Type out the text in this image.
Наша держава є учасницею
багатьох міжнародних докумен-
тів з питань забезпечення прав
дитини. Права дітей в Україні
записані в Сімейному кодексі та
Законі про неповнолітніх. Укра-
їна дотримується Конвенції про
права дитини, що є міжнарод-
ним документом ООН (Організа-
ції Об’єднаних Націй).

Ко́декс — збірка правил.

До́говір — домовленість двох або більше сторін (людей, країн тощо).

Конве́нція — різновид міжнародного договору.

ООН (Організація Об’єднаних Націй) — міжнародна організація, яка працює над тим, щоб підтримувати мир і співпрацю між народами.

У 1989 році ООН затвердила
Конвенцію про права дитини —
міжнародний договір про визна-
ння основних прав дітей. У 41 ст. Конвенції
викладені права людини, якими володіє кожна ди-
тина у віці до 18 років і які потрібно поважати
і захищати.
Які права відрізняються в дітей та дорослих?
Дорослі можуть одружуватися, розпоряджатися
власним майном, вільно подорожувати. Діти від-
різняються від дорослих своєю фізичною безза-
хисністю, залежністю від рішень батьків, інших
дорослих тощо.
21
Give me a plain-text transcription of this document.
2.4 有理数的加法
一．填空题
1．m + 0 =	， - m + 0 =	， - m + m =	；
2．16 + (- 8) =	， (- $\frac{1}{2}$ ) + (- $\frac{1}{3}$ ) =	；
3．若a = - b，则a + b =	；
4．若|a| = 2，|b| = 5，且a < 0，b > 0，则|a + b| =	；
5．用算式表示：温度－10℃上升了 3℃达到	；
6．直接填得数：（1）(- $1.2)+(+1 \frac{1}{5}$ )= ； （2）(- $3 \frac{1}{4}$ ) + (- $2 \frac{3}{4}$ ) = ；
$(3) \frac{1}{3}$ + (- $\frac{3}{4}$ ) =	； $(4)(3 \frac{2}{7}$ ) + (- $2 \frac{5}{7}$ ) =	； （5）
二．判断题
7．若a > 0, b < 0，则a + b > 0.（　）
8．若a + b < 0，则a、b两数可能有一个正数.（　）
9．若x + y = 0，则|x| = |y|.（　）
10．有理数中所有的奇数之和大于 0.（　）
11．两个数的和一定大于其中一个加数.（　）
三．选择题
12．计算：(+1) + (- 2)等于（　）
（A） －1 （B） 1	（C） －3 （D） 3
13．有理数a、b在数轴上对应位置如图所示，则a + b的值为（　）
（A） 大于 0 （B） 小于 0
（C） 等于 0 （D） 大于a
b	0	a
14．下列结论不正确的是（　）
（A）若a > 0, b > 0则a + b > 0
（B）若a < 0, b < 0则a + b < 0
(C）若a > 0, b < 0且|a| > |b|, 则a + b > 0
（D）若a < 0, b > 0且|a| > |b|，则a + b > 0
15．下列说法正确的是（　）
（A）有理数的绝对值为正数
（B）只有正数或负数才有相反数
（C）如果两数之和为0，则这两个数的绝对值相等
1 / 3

◇ ◇ ◇ ◇

## PROBLEM TO WORK ON
Copy each line containing the word "дітей" from the data.

## RESULT BELOW
дитини. Права дітей в Україні
ння основних прав дітей. У 41 ст. Конвенції
Які права відрізняються в дітей та дорослих?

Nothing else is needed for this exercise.